## Problem to work on
All the data should come back exactly as it was given.

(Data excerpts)
━━━

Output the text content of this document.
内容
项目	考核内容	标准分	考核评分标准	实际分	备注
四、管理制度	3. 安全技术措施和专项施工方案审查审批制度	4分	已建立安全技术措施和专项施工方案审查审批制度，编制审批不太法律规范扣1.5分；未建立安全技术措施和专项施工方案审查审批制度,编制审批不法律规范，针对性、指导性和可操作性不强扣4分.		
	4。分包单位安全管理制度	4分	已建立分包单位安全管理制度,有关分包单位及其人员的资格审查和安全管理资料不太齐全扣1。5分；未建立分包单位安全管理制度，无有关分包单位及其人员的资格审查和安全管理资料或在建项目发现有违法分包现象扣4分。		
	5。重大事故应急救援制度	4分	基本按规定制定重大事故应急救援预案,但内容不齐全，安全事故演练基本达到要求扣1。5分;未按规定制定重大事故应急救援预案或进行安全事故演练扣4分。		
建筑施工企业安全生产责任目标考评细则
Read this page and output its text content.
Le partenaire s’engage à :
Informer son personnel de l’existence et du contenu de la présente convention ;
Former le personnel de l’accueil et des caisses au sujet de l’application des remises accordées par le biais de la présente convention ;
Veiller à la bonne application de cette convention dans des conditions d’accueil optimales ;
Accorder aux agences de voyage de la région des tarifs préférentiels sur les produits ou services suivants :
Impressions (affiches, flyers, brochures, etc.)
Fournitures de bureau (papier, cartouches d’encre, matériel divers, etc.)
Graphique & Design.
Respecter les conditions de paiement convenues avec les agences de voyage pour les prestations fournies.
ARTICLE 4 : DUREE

━━━

## Output for this task
Output the text content of this document.
内容
项目	考核内容	标准分	考核评分标准	实际分	备注
四、管理制度	3. 安全技术措施和专项施工方案审查审批制度	4分	已建立安全技术措施和专项施工方案审查审批制度，编制审批不太法律规范扣1.5分；未建立安全技术措施和专项施工方案审查审批制度,编制审批不法律规范，针对性、指导性和可操作性不强扣4分.		
	4。分包单位安全管理制度	4分	已建立分包单位安全管理制度,有关分包单位及其人员的资格审查和安全管理资料不太齐全扣1。5分；未建立分包单位安全管理制度，无有关分包单位及其人员的资格审查和安全管理资料或在建项目发现有违法分包现象扣4分。		
	5。重大事故应急救援制度	4分	基本按规定制定重大事故应急救援预案,但内容不齐全，安全事故演练基本达到要求扣1。5分;未按规定制定重大事故应急救援预案或进行安全事故演练扣4分。		
建筑施工企业安全生产责任目标考评细则
Read this page and output its text content.
Le partenaire s’engage à :
Informer son personnel de l’existence et du contenu de la présente convention ;
Former le personnel de l’accueil et des caisses au sujet de l’application des remises accordées par le biais de la présente convention ;
Veiller à la bonne application de cette convention dans des conditions d’accueil optimales ;
Accorder aux agences de voyage de la région des tarifs préférentiels sur les produits ou services suivants :
Impressions (affiches, flyers, brochures, etc.)
Fournitures de bureau (papier, cartouches d’encre, matériel divers, etc.)
Graphique & Design.
Respecter les conditions de paiement convenues avec les agences de voyage pour les prestations fournies.
ARTICLE 4 : DUREE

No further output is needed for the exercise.